## Record excerpts
________________________________________

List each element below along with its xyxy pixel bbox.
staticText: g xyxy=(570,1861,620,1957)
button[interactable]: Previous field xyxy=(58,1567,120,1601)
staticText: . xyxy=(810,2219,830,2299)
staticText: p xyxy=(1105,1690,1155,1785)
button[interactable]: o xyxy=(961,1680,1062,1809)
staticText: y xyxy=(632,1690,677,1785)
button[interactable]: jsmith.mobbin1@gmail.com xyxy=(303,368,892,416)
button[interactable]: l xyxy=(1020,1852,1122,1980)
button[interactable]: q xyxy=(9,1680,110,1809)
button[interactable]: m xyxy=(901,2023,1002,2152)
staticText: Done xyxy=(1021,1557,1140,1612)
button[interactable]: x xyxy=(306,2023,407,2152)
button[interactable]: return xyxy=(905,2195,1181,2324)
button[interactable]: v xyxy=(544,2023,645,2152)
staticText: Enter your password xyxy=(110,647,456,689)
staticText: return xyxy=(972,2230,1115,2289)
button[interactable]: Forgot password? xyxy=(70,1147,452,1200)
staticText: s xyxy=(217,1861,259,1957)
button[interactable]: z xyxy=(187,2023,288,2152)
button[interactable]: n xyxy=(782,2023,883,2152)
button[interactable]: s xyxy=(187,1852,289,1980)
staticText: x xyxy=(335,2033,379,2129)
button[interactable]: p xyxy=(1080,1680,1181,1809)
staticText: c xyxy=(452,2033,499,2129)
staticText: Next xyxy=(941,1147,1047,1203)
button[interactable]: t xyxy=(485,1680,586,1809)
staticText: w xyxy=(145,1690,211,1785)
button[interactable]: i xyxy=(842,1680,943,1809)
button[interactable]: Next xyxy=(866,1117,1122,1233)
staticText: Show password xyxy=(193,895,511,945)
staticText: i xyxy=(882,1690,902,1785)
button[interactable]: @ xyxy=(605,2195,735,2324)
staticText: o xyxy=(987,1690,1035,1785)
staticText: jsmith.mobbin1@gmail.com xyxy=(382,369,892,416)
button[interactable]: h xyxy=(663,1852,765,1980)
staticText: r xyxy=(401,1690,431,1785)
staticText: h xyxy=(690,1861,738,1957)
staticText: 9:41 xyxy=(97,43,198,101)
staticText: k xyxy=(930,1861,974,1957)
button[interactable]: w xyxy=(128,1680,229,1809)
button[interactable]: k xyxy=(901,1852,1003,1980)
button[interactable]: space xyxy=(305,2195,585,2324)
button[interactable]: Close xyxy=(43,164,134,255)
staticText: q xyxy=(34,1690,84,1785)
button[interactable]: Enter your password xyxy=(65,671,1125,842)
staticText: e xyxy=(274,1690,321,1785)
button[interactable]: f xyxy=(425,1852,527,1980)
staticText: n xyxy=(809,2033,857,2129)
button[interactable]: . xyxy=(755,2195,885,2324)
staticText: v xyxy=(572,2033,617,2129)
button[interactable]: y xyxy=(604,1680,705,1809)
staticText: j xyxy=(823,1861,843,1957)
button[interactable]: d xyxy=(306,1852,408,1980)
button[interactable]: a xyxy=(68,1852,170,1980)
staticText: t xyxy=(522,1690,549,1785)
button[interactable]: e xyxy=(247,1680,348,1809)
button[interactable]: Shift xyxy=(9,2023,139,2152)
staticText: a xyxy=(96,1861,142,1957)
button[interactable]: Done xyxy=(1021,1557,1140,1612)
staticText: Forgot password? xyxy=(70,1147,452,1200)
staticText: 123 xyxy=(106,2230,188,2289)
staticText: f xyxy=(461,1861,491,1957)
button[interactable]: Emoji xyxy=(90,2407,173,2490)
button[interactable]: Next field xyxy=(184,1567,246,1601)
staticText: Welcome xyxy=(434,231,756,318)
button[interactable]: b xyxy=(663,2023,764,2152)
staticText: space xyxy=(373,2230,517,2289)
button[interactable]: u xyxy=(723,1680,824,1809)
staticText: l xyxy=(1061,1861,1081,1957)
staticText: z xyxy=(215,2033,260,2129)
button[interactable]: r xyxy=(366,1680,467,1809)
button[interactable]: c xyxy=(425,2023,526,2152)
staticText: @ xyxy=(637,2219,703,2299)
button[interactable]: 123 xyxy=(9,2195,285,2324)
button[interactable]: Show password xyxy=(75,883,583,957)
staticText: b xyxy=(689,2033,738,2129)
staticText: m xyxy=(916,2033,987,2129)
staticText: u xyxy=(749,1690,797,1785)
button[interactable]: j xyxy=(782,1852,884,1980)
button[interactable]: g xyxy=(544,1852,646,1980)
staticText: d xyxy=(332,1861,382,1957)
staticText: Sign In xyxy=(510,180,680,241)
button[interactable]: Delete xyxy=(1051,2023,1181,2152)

________________________________________

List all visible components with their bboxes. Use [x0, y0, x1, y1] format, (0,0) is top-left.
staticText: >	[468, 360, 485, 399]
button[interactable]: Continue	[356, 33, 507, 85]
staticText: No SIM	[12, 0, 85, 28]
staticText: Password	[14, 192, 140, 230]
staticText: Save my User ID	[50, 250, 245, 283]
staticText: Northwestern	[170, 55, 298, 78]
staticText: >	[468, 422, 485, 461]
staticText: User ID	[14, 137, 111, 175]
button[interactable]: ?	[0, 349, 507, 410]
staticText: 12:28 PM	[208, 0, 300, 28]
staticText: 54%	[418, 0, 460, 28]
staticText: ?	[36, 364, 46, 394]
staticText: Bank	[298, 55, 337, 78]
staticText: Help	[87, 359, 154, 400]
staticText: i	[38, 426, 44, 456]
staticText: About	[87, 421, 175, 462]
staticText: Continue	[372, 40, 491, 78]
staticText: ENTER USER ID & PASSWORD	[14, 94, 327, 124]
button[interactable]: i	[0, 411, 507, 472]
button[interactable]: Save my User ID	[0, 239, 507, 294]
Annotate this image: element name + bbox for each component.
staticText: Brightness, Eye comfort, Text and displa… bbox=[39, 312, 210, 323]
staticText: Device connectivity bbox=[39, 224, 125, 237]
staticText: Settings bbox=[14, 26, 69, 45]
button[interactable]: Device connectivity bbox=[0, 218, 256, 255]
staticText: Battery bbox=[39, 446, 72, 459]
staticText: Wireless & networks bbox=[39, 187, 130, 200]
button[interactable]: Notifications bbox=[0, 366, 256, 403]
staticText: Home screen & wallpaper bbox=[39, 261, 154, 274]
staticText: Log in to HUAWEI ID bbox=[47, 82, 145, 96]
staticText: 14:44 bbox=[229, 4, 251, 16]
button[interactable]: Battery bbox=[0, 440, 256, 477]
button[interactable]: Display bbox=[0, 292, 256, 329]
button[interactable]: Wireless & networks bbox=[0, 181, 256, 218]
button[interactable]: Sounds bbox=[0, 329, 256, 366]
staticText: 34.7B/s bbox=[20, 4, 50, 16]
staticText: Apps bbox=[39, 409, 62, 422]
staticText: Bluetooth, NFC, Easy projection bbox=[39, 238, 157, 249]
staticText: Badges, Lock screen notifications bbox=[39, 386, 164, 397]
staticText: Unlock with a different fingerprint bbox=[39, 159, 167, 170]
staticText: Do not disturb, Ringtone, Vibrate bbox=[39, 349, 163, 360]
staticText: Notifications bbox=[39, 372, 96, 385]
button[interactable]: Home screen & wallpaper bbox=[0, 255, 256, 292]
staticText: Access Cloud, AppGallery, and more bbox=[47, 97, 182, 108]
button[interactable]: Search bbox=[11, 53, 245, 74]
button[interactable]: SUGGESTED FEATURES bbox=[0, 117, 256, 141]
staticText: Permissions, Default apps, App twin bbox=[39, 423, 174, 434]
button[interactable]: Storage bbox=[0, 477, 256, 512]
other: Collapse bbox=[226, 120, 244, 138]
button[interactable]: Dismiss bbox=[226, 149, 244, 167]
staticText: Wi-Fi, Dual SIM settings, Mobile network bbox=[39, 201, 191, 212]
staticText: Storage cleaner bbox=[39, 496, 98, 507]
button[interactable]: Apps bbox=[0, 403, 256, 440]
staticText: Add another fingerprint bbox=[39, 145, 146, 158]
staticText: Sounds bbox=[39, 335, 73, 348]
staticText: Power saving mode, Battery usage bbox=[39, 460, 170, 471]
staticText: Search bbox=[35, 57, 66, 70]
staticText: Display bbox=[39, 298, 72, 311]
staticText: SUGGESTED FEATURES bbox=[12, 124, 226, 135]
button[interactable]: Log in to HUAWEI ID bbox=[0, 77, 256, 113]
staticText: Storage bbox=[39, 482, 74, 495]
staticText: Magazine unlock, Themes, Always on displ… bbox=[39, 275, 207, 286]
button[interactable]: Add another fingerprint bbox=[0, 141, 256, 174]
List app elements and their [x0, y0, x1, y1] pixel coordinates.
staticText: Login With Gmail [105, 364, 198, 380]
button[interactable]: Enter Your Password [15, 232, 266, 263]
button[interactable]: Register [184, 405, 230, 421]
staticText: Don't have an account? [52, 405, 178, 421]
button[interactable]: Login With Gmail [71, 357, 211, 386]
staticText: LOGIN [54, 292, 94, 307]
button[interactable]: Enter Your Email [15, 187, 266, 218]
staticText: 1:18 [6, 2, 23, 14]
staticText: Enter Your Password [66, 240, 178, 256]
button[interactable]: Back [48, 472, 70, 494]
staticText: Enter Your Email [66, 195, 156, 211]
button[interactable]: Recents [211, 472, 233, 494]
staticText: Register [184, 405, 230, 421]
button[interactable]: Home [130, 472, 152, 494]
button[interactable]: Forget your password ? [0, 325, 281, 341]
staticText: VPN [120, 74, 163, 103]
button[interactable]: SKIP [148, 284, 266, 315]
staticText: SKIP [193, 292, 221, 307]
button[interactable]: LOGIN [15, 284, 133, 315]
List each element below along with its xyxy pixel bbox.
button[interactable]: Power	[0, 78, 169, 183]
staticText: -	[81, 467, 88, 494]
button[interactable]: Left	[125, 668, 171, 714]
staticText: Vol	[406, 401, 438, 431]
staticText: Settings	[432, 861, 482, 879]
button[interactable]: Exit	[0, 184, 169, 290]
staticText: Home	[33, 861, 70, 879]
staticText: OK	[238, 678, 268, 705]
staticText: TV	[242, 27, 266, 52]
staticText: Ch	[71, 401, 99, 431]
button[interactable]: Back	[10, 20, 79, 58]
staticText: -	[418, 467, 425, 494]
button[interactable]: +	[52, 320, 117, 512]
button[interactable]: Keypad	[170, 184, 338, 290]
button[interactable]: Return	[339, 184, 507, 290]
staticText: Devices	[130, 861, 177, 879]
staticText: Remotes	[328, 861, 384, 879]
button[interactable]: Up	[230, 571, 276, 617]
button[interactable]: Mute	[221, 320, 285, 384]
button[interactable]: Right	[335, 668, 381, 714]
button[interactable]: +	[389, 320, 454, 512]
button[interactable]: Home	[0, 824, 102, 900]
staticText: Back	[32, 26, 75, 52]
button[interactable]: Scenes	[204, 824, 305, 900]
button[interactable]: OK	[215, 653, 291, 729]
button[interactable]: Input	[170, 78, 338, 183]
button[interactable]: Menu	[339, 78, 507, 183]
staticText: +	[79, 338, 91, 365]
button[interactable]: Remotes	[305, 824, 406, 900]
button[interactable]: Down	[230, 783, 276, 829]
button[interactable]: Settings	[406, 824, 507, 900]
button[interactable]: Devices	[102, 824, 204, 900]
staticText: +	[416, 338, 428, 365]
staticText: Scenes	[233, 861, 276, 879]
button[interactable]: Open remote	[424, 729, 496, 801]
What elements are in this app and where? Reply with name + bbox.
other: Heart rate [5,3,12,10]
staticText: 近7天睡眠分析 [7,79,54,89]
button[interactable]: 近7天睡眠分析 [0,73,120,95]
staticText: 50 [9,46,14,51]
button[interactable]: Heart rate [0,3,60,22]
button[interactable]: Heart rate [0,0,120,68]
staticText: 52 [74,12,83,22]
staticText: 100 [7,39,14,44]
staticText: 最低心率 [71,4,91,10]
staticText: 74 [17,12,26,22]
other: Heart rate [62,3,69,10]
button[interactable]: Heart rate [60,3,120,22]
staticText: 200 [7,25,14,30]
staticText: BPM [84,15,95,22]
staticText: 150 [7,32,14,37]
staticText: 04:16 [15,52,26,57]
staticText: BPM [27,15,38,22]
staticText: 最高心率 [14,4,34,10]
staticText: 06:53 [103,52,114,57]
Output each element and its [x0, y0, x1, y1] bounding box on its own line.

________________________________________

## What you have to do
In the listing, reproduce the stretch from the line containing "List all visible" through the line containing "staticText: Battery bbox=[39, 446, 72, 459]", swapping "Continue" for "Next" and leaving everything else unchanged.

## Problem solution
List all visible components with their bboxes. Use [x0, y0, x1, y1] format, (0,0) is top-left.
staticText: >	[468, 360, 485, 399]
button[interactable]: Next	[356, 33, 507, 85]
staticText: No SIM	[12, 0, 85, 28]
staticText: Password	[14, 192, 140, 230]
staticText: Save my User ID	[50, 250, 245, 283]
staticText: Northwestern	[170, 55, 298, 78]
staticText: >	[468, 422, 485, 461]
staticText: User ID	[14, 137, 111, 175]
button[interactable]: ?	[0, 349, 507, 410]
staticText: 12:28 PM	[208, 0, 300, 28]
staticText: 54%	[418, 0, 460, 28]
staticText: ?	[36, 364, 46, 394]
staticText: Bank	[298, 55, 337, 78]
staticText: Help	[87, 359, 154, 400]
staticText: i	[38, 426, 44, 456]
staticText: About	[87, 421, 175, 462]
staticText: Next	[372, 40, 491, 78]
staticText: ENTER USER ID & PASSWORD	[14, 94, 327, 124]
button[interactable]: i	[0, 411, 507, 472]
button[interactable]: Save my User ID	[0, 239, 507, 294]
Annotate this image: element name + bbox for each component.
staticText: Brightness, Eye comfort, Text and displa… bbox=[39, 312, 210, 323]
staticText: Device connectivity bbox=[39, 224, 125, 237]
staticText: Settings bbox=[14, 26, 69, 45]
button[interactable]: Device connectivity bbox=[0, 218, 256, 255]
staticText: Battery bbox=[39, 446, 72, 459]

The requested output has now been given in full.